- **TASK REQUIREMENTS**
Only the pictures are left out: repeat the rest of the entries exactly.
— BEGIN DATA EXTRACT —
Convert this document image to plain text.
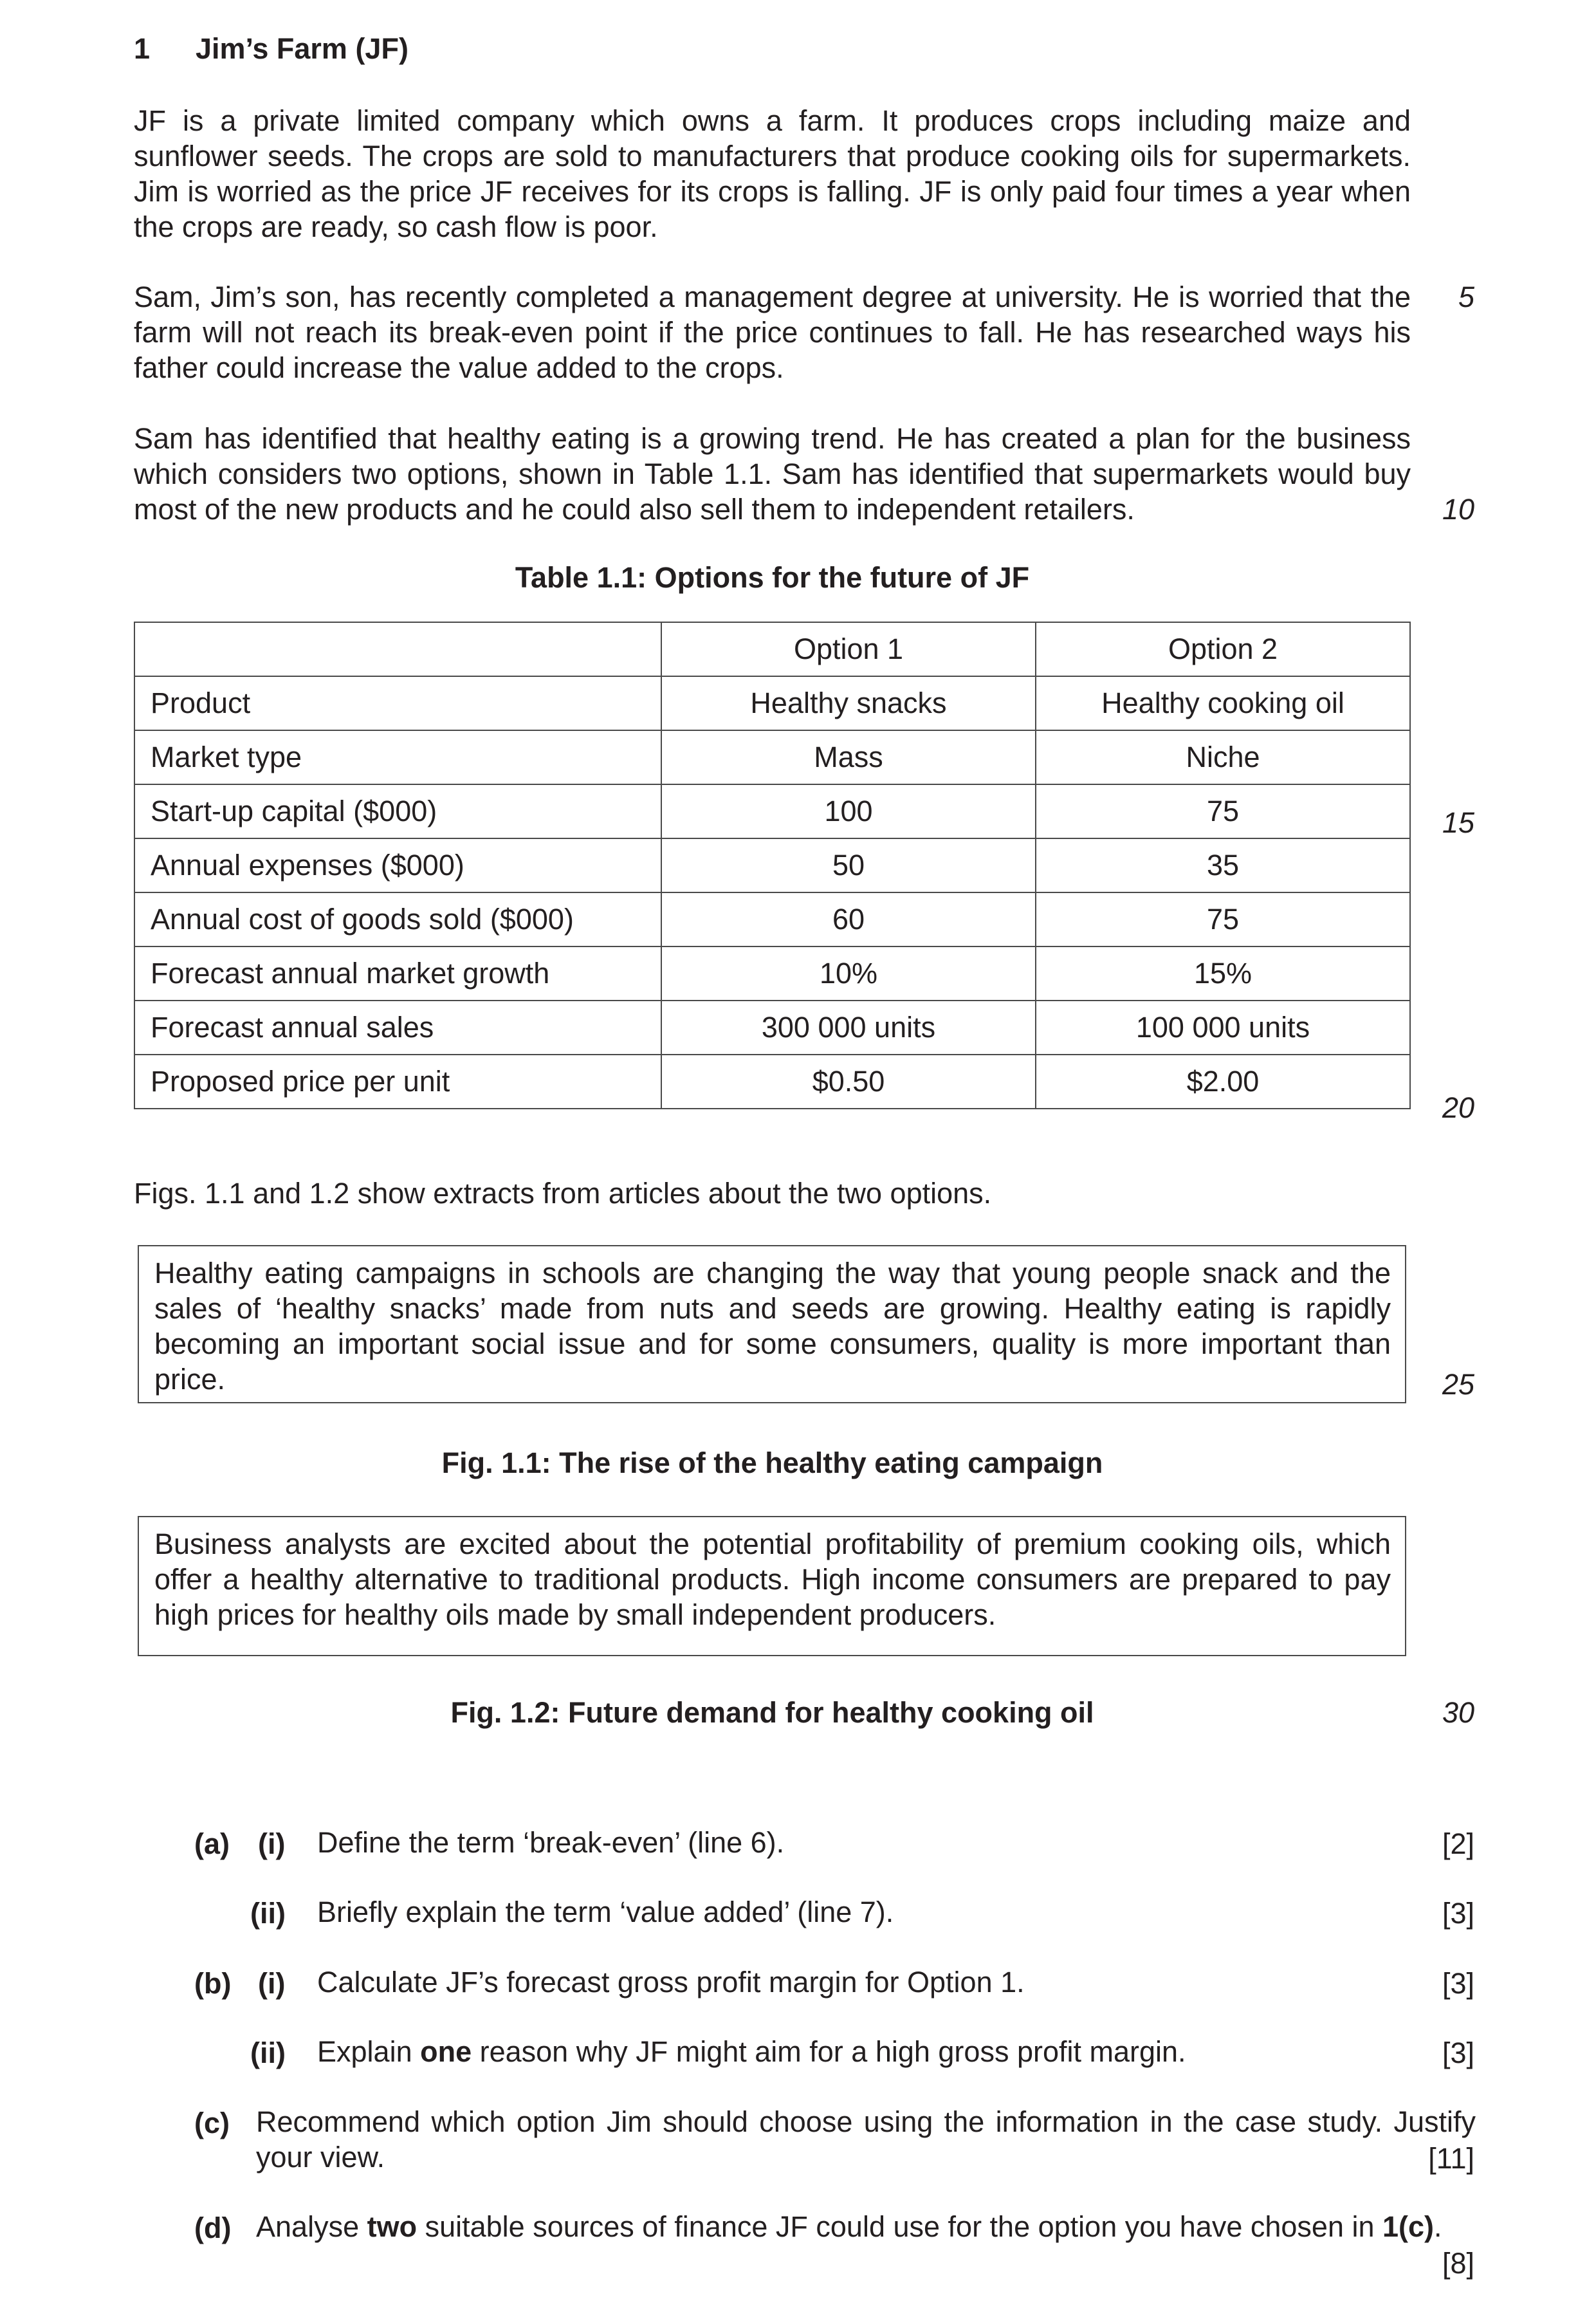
1 Jim’s Farm (JF)

JF is a private limited company which owns a farm. It produces crops including maize and sunflower seeds. The crops are sold to manufacturers that produce cooking oils for supermarkets. Jim is worried as the price JF receives for its crops is falling. JF is only paid four times a year when the crops are ready, so cash flow is poor.

Sam, Jim’s son, has recently completed a management degree at university. He is worried that the farm will not reach its break-even point if the price continues to fall. He has researched ways his father could increase the value added to the crops.

Sam has identified that healthy eating is a growing trend. He has created a plan for the business which considers two options, shown in Table 1.1. Sam has identified that supermarkets would buy most of the new products and he could also sell them to independent retailers.

5
10
15
20
25
30
Table 1.1: Options for the future of JF
	Option 1	Option 2
Product	Healthy snacks	Healthy cooking oil
Market type	Mass	Niche
Start-up capital ($000)	100	75
Annual expenses ($000)	50	35
Annual cost of goods sold ($000)	60	75
Forecast annual market growth	10%	15%
Forecast annual sales	300 000 units	100 000 units
Proposed price per unit	$0.50	$2.00

Figs. 1.1 and 1.2 show extracts from articles about the two options.

Healthy eating campaigns in schools are changing the way that young people snack and the sales of ‘healthy snacks’ made from nuts and seeds are growing. Healthy eating is rapidly becoming an important social issue and for some consumers, quality is more important than price.
Fig. 1.1: The rise of the healthy eating campaign
Business analysts are excited about the potential profitability of premium cooking oils, which offer a healthy alternative to traditional products. High income consumers are prepared to pay high prices for healthy oils made by small independent producers.
Fig. 1.2: Future demand for healthy cooking oil
(a) (i) Define the term ‘break-even’ (line 6).	[2]
(ii) Briefly explain the term ‘value added’ (line 7).	[3]
(b) (i) Calculate JF’s forecast gross profit margin for Option 1.	[3]
(ii) Explain one reason why JF might aim for a high gross profit margin.	[3]
(c) Recommend which option Jim should choose using the information in the case study. Justify
your view.	[11]
(d) Analyse two suitable sources of finance JF could use for the option you have chosen in 1(c).
[8]
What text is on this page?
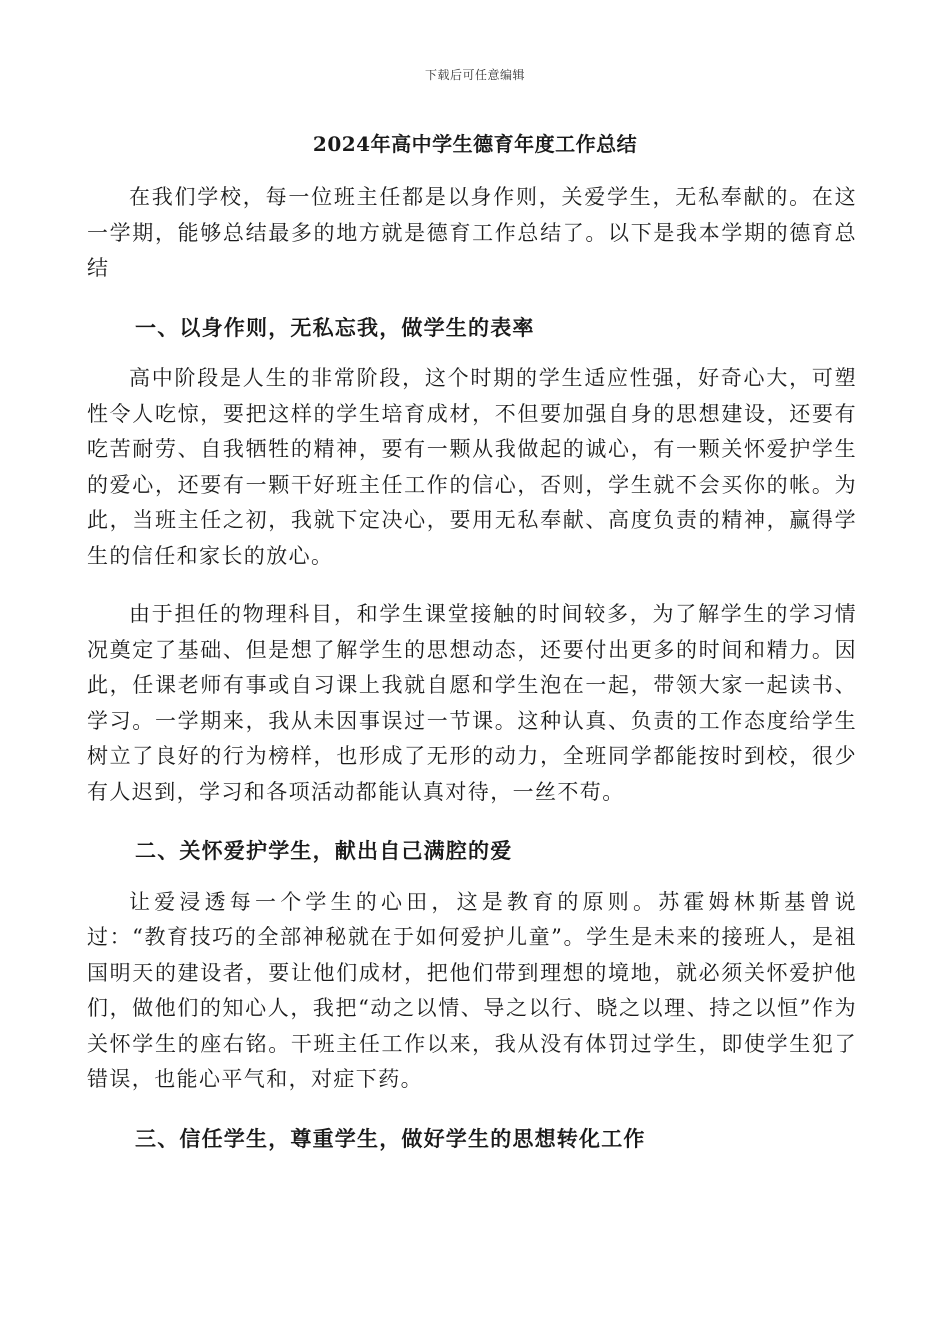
下载后可任意编辑
2024年高中学生德育年度工作总结

在我们学校，每一位班主任都是以身作则，关爱学生，无私奉献的。在这一学期，能够总结最多的地方就是德育工作总结了。以下是我本学期的德育总结

一、以身作则，无私忘我，做学生的表率

高中阶段是人生的非常阶段，这个时期的学生适应性强，好奇心大，可塑性令人吃惊，要把这样的学生培育成材，不但要加强自身的思想建设，还要有吃苦耐劳、自我牺牲的精神，要有一颗从我做起的诚心，有一颗关怀爱护学生的爱心，还要有一颗干好班主任工作的信心，否则，学生就不会买你的帐。为此，当班主任之初，我就下定决心，要用无私奉献、高度负责的精神，赢得学生的信任和家长的放心。

由于担任的物理科目，和学生课堂接触的时间较多，为了解学生的学习情况奠定了基础、但是想了解学生的思想动态，还要付出更多的时间和精力。因此，任课老师有事或自习课上我就自愿和学生泡在一起，带领大家一起读书、学习。一学期来，我从未因事误过一节课。这种认真、负责的工作态度给学生树立了良好的行为榜样，也形成了无形的动力，全班同学都能按时到校，很少有人迟到，学习和各项活动都能认真对待，一丝不苟。

二、关怀爱护学生，献出自己满腔的爱

让爱浸透每一个学生的心田，这是教育的原则。苏霍姆林斯基曾说过：“教育技巧的全部神秘就在于如何爱护儿童”。学生是未来的接班人，是祖国明天的建设者，要让他们成材，把他们带到理想的境地，就必须关怀爱护他们，做他们的知心人，我把“动之以情、导之以行、晓之以理、持之以恒”作为关怀学生的座右铭。干班主任工作以来，我从没有体罚过学生，即使学生犯了错误，也能心平气和，对症下药。

三、信任学生，尊重学生，做好学生的思想转化工作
— END DATA EXTRACT —
- **CORRECT ANSWER**
Convert this document image to plain text.
1 Jim’s Farm (JF)

JF is a private limited company which owns a farm. It produces crops including maize and sunflower seeds. The crops are sold to manufacturers that produce cooking oils for supermarkets. Jim is worried as the price JF receives for its crops is falling. JF is only paid four times a year when the crops are ready, so cash flow is poor.

Sam, Jim’s son, has recently completed a management degree at university. He is worried that the farm will not reach its break-even point if the price continues to fall. He has researched ways his father could increase the value added to the crops.

Sam has identified that healthy eating is a growing trend. He has created a plan for the business which considers two options, shown in Table 1.1. Sam has identified that supermarkets would buy most of the new products and he could also sell them to independent retailers.

5
10
15
20
25
30
Table 1.1: Options for the future of JF
	Option 1	Option 2
Product	Healthy snacks	Healthy cooking oil
Market type	Mass	Niche
Start-up capital ($000)	100	75
Annual expenses ($000)	50	35
Annual cost of goods sold ($000)	60	75
Forecast annual market growth	10%	15%
Forecast annual sales	300 000 units	100 000 units
Proposed price per unit	$0.50	$2.00

Figs. 1.1 and 1.2 show extracts from articles about the two options.

Healthy eating campaigns in schools are changing the way that young people snack and the sales of ‘healthy snacks’ made from nuts and seeds are growing. Healthy eating is rapidly becoming an important social issue and for some consumers, quality is more important than price.
Fig. 1.1: The rise of the healthy eating campaign
Business analysts are excited about the potential profitability of premium cooking oils, which offer a healthy alternative to traditional products. High income consumers are prepared to pay high prices for healthy oils made by small independent producers.
Fig. 1.2: Future demand for healthy cooking oil
(a) (i) Define the term ‘break-even’ (line 6).	[2]
(ii) Briefly explain the term ‘value added’ (line 7).	[3]
(b) (i) Calculate JF’s forecast gross profit margin for Option 1.	[3]
(ii) Explain one reason why JF might aim for a high gross profit margin.	[3]
(c) Recommend which option Jim should choose using the information in the case study. Justify
your view.	[11]
(d) Analyse two suitable sources of finance JF could use for the option you have chosen in 1(c).
[8]
What text is on this page?
下载后可任意编辑
2024年高中学生德育年度工作总结

在我们学校，每一位班主任都是以身作则，关爱学生，无私奉献的。在这一学期，能够总结最多的地方就是德育工作总结了。以下是我本学期的德育总结

一、以身作则，无私忘我，做学生的表率

高中阶段是人生的非常阶段，这个时期的学生适应性强，好奇心大，可塑性令人吃惊，要把这样的学生培育成材，不但要加强自身的思想建设，还要有吃苦耐劳、自我牺牲的精神，要有一颗从我做起的诚心，有一颗关怀爱护学生的爱心，还要有一颗干好班主任工作的信心，否则，学生就不会买你的帐。为此，当班主任之初，我就下定决心，要用无私奉献、高度负责的精神，赢得学生的信任和家长的放心。

由于担任的物理科目，和学生课堂接触的时间较多，为了解学生的学习情况奠定了基础、但是想了解学生的思想动态，还要付出更多的时间和精力。因此，任课老师有事或自习课上我就自愿和学生泡在一起，带领大家一起读书、学习。一学期来，我从未因事误过一节课。这种认真、负责的工作态度给学生树立了良好的行为榜样，也形成了无形的动力，全班同学都能按时到校，很少有人迟到，学习和各项活动都能认真对待，一丝不苟。

二、关怀爱护学生，献出自己满腔的爱

让爱浸透每一个学生的心田，这是教育的原则。苏霍姆林斯基曾说过：“教育技巧的全部神秘就在于如何爱护儿童”。学生是未来的接班人，是祖国明天的建设者，要让他们成材，把他们带到理想的境地，就必须关怀爱护他们，做他们的知心人，我把“动之以情、导之以行、晓之以理、持之以恒”作为关怀学生的座右铭。干班主任工作以来，我从没有体罚过学生，即使学生犯了错误，也能心平气和，对症下药。

三、信任学生，尊重学生，做好学生的思想转化工作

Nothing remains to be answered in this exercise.